[begin Input records]

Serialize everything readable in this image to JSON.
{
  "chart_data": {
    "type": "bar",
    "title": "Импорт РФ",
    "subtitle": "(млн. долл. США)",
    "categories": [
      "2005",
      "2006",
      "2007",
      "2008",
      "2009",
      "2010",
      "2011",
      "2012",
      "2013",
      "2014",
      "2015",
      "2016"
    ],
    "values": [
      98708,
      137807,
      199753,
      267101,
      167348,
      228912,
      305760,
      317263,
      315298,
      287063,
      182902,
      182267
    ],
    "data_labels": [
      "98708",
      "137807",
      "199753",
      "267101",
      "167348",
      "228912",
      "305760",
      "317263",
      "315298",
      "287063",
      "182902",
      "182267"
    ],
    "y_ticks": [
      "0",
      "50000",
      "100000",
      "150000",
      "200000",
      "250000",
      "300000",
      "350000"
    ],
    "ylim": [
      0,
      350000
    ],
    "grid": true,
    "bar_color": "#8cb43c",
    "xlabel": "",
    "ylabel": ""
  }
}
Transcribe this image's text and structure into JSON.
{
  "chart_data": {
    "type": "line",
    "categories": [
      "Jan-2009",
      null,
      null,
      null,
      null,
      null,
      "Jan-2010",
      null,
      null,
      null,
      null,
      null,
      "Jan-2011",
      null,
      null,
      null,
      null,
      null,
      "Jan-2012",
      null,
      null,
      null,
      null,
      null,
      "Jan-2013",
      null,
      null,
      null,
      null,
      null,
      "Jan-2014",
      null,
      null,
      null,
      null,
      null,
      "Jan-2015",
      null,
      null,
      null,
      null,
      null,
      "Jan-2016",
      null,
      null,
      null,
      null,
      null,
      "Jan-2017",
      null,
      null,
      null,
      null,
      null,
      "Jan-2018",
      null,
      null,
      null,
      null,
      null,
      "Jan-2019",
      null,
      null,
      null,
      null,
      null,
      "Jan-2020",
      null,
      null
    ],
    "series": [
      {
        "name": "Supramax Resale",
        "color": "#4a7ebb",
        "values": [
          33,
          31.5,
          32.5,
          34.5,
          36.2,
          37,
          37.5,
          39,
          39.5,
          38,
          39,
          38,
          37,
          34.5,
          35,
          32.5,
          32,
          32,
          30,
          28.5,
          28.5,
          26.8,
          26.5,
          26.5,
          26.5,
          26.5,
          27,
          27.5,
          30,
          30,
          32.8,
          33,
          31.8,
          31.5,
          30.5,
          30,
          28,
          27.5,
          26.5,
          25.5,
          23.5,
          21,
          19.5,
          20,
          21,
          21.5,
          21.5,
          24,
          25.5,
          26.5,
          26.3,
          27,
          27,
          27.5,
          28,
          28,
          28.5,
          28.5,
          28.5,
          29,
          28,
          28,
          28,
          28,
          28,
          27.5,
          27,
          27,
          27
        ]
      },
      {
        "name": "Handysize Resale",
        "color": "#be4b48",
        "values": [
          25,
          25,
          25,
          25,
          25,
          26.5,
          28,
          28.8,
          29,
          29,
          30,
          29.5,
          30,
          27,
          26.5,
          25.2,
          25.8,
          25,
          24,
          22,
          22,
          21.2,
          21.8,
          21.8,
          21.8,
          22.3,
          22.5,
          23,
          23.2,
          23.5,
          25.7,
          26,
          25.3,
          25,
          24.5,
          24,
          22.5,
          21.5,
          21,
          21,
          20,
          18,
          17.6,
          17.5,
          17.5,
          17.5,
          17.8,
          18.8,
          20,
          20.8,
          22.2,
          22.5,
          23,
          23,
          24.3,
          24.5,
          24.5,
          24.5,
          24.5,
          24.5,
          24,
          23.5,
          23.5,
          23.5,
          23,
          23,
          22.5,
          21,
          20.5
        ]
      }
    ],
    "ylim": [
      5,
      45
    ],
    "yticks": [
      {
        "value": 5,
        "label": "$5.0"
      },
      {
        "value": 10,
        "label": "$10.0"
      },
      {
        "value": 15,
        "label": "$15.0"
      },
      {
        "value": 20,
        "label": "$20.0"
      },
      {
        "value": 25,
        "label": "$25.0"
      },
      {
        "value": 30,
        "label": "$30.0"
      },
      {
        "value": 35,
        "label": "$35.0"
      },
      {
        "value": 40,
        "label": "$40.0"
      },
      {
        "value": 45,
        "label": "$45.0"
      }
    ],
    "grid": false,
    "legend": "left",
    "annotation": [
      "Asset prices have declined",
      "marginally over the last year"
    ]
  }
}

[end Input records]

Exercise aim>
Write the whole listing out again. Keep every line exactly as it is.

Exercise solution>
Serialize everything readable in this image to JSON.
{
  "chart_data": {
    "type": "bar",
    "title": "Импорт РФ",
    "subtitle": "(млн. долл. США)",
    "categories": [
      "2005",
      "2006",
      "2007",
      "2008",
      "2009",
      "2010",
      "2011",
      "2012",
      "2013",
      "2014",
      "2015",
      "2016"
    ],
    "values": [
      98708,
      137807,
      199753,
      267101,
      167348,
      228912,
      305760,
      317263,
      315298,
      287063,
      182902,
      182267
    ],
    "data_labels": [
      "98708",
      "137807",
      "199753",
      "267101",
      "167348",
      "228912",
      "305760",
      "317263",
      "315298",
      "287063",
      "182902",
      "182267"
    ],
    "y_ticks": [
      "0",
      "50000",
      "100000",
      "150000",
      "200000",
      "250000",
      "300000",
      "350000"
    ],
    "ylim": [
      0,
      350000
    ],
    "grid": true,
    "bar_color": "#8cb43c",
    "xlabel": "",
    "ylabel": ""
  }
}
Transcribe this image's text and structure into JSON.
{
  "chart_data": {
    "type": "line",
    "categories": [
      "Jan-2009",
      null,
      null,
      null,
      null,
      null,
      "Jan-2010",
      null,
      null,
      null,
      null,
      null,
      "Jan-2011",
      null,
      null,
      null,
      null,
      null,
      "Jan-2012",
      null,
      null,
      null,
      null,
      null,
      "Jan-2013",
      null,
      null,
      null,
      null,
      null,
      "Jan-2014",
      null,
      null,
      null,
      null,
      null,
      "Jan-2015",
      null,
      null,
      null,
      null,
      null,
      "Jan-2016",
      null,
      null,
      null,
      null,
      null,
      "Jan-2017",
      null,
      null,
      null,
      null,
      null,
      "Jan-2018",
      null,
      null,
      null,
      null,
      null,
      "Jan-2019",
      null,
      null,
      null,
      null,
      null,
      "Jan-2020",
      null,
      null
    ],
    "series": [
      {
        "name": "Supramax Resale",
        "color": "#4a7ebb",
        "values": [
          33,
          31.5,
          32.5,
          34.5,
          36.2,
          37,
          37.5,
          39,
          39.5,
          38,
          39,
          38,
          37,
          34.5,
          35,
          32.5,
          32,
          32,
          30,
          28.5,
          28.5,
          26.8,
          26.5,
          26.5,
          26.5,
          26.5,
          27,
          27.5,
          30,
          30,
          32.8,
          33,
          31.8,
          31.5,
          30.5,
          30,
          28,
          27.5,
          26.5,
          25.5,
          23.5,
          21,
          19.5,
          20,
          21,
          21.5,
          21.5,
          24,
          25.5,
          26.5,
          26.3,
          27,
          27,
          27.5,
          28,
          28,
          28.5,
          28.5,
          28.5,
          29,
          28,
          28,
          28,
          28,
          28,
          27.5,
          27,
          27,
          27
        ]
      },
      {
        "name": "Handysize Resale",
        "color": "#be4b48",
        "values": [
          25,
          25,
          25,
          25,
          25,
          26.5,
          28,
          28.8,
          29,
          29,
          30,
          29.5,
          30,
          27,
          26.5,
          25.2,
          25.8,
          25,
          24,
          22,
          22,
          21.2,
          21.8,
          21.8,
          21.8,
          22.3,
          22.5,
          23,
          23.2,
          23.5,
          25.7,
          26,
          25.3,
          25,
          24.5,
          24,
          22.5,
          21.5,
          21,
          21,
          20,
          18,
          17.6,
          17.5,
          17.5,
          17.5,
          17.8,
          18.8,
          20,
          20.8,
          22.2,
          22.5,
          23,
          23,
          24.3,
          24.5,
          24.5,
          24.5,
          24.5,
          24.5,
          24,
          23.5,
          23.5,
          23.5,
          23,
          23,
          22.5,
          21,
          20.5
        ]
      }
    ],
    "ylim": [
      5,
      45
    ],
    "yticks": [
      {
        "value": 5,
        "label": "$5.0"
      },
      {
        "value": 10,
        "label": "$10.0"
      },
      {
        "value": 15,
        "label": "$15.0"
      },
      {
        "value": 20,
        "label": "$20.0"
      },
      {
        "value": 25,
        "label": "$25.0"
      },
      {
        "value": 30,
        "label": "$30.0"
      },
      {
        "value": 35,
        "label": "$35.0"
      },
      {
        "value": 40,
        "label": "$40.0"
      },
      {
        "value": 45,
        "label": "$45.0"
      }
    ],
    "grid": false,
    "legend": "left",
    "annotation": [
      "Asset prices have declined",
      "marginally over the last year"
    ]
  }
}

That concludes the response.